TEXT →
While this re-pouring task may not be difficult when the paint formula only has a few paint components, the re-pouring task is particularly time consuming when there is a great number of components in the paint formula. Specifically, if an over pouring error is made in the last paint component of a series of ten components of a paint formula, then all of the previous nine components may have to be re-poured to compensate. This re-pouring task may be further complicated if another error is made during the re-pouring of the paint components, as this further error may require that some components be re-poured two or three times until the paint formula is finally accurately reproduced. Hence, over pouring errors can be costly to a body shop or jobber because of the additional “man hours” needed to mix the paint formula.
Not only are over pouring errors expensive because of the additional man hours needed to reproduce the paint formula, over pouring errors are also costly in the amount of additional paint formula that is mixed because of the errors. Automotive paint can cost in excess of $100.00 per quart. An over pouring error of just one pint may translate into an additional cost of $50.00 or more that a body shop or jobber may have to absorb, unless this additional paint cost can be justified to an automobile collision insurance carrier. Moreover, this additional paint, if not used in the repair/paint job, becomes a hazardous waste that must be disposed of properly, thereby adding still more costs that are attributable to paint component over pouring errors and the like.
To further clarify the novel features of the present invention, we herewith provide the following explanation that addresses the current methods available, the pros and cons, and the advantages of the present invention when compared to the known prior art.
Old way of mixing, spraying, cleaning and storage (in most cases still the only way of mixing, spraying, etc.)
It is a messy system to use. It is time consuming, costly, and extremely messy each time paint is poured back and forth between tin can and cup. Time consuming because of the pouring back and forth which includes numerous steps, the screwdriver needed to open the lid, and the cup clean up equals many, many steps. Expensive because the tin can must be thrown out, the material inside must be disposed of, and the cost of clean up of the cup.
Old Way Pro's
The above concept addresses the time consuming and expensive process of cleaning the paint cup. However, it is very cumbersome to use, (too many pieces), and has no safe way for storage. Also, it doesn't have the capacity for paint touch up.
One advantage of the above noted system, is that with the bladder style the painter can turn the gun upside down to paint with. However, painters have not turned the guns upside down for over 60–70 years, so this is not really an advantage.

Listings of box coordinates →
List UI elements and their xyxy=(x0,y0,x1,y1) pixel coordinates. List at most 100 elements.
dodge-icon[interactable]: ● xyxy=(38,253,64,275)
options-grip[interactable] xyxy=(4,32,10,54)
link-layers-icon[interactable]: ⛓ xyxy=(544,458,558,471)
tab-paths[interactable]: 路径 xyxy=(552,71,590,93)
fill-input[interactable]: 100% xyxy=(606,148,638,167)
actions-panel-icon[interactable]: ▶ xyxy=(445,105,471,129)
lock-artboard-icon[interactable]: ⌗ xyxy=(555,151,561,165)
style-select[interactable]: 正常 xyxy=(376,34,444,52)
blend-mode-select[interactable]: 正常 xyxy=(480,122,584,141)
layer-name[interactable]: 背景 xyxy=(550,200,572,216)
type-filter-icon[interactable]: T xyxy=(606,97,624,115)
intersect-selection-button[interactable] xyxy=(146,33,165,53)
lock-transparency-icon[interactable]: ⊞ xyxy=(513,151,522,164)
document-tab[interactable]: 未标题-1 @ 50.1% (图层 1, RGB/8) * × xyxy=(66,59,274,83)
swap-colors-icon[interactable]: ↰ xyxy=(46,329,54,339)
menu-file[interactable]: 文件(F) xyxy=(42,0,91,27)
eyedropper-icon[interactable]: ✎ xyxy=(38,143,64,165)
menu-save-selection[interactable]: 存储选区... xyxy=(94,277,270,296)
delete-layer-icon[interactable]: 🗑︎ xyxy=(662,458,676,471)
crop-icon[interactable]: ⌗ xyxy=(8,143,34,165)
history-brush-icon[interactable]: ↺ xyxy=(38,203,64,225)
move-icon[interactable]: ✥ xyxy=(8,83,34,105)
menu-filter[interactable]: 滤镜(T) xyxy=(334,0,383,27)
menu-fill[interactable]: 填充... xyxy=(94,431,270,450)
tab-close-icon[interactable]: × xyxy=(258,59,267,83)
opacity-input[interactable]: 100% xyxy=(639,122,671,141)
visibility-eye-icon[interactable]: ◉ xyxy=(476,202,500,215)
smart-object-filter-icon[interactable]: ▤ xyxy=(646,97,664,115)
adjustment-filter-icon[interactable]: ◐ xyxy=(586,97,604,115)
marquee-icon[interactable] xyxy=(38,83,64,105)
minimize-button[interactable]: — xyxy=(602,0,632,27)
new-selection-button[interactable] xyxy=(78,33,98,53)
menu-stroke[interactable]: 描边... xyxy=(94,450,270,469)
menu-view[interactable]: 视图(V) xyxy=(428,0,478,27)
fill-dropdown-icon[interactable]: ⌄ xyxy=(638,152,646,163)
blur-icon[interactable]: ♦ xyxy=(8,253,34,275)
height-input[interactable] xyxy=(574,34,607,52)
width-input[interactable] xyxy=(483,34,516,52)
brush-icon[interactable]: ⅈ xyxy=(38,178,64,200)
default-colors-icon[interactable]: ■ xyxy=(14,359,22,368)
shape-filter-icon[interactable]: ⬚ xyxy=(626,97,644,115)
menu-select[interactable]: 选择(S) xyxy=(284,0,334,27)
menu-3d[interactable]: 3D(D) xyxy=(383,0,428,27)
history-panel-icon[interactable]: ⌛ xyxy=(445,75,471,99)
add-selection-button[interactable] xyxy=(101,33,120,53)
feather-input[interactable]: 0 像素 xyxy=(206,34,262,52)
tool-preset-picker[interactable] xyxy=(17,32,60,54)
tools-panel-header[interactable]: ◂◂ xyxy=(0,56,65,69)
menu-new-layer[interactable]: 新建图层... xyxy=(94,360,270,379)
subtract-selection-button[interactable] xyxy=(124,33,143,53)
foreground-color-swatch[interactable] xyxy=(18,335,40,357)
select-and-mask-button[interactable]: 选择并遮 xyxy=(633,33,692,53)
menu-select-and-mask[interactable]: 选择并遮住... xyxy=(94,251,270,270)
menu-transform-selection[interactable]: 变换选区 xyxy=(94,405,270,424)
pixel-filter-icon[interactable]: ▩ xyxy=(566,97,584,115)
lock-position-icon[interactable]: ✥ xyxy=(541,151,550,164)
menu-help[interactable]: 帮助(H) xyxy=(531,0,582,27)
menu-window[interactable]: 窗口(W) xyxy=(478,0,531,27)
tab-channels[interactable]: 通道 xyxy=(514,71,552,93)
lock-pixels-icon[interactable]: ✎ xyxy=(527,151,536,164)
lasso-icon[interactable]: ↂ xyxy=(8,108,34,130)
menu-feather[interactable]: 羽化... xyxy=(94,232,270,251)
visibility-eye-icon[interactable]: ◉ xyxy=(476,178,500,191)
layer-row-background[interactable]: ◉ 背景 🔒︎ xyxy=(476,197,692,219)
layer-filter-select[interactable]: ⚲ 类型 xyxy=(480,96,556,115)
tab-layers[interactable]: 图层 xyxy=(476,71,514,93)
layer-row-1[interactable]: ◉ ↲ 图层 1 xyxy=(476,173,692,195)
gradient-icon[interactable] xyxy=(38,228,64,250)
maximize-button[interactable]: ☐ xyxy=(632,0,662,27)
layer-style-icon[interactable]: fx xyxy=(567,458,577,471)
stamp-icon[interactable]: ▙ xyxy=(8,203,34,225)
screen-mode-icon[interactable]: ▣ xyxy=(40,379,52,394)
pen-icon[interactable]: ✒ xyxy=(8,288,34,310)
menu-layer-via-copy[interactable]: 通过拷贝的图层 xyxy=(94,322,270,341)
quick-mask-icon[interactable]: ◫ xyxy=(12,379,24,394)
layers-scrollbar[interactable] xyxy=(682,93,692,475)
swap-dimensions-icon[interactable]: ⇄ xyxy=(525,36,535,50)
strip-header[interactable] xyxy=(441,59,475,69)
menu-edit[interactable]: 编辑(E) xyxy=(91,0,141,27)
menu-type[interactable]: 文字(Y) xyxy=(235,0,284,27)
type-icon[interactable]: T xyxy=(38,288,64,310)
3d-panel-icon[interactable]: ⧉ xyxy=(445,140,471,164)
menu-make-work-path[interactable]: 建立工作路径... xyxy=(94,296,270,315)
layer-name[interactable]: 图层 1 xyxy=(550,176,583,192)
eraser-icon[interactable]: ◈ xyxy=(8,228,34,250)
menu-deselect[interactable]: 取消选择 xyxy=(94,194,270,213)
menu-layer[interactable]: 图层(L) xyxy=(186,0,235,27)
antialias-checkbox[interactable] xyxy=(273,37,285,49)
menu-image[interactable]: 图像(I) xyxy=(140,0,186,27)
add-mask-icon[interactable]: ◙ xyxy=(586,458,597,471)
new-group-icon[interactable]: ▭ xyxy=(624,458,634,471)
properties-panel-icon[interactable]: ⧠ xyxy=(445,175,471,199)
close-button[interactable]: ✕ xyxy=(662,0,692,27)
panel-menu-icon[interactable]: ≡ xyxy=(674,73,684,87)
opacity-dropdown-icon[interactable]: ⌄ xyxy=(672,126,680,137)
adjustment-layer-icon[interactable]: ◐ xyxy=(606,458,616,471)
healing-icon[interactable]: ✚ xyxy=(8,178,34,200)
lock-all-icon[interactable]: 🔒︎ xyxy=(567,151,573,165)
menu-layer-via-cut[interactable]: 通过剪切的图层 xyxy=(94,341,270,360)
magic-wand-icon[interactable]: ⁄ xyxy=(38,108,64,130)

EXERCISE INSTRUCTIONS →
1. From the passage on paint over-pouring, print the text starting with "Not only are" and going on through "and the like.".
2. Return every line of the listing that contains the string "mode".

EXPECTED OUTPUTS →
1.
Not only are over pouring errors expensive because of the additional man hours needed to reproduce the paint formula, over pouring errors are also costly in the amount of additional paint formula that is mixed because of the errors. Automotive paint can cost in excess of $100.00 per quart. An over pouring error of just one pint may translate into an additional cost of $50.00 or more that a body shop or jobber may have to absorb, unless this additional paint cost can be justified to an automobile collision insurance carrier. Moreover, this additional paint, if not used in the repair/paint job, becomes a hazardous waste that must be disposed of properly, thereby adding still more costs that are attributable to paint component over pouring errors and the like.

2.
blend-mode-select[interactable]: 正常 xyxy=(480,122,584,141)
screen-mode-icon[interactable]: ▣ xyxy=(40,379,52,394)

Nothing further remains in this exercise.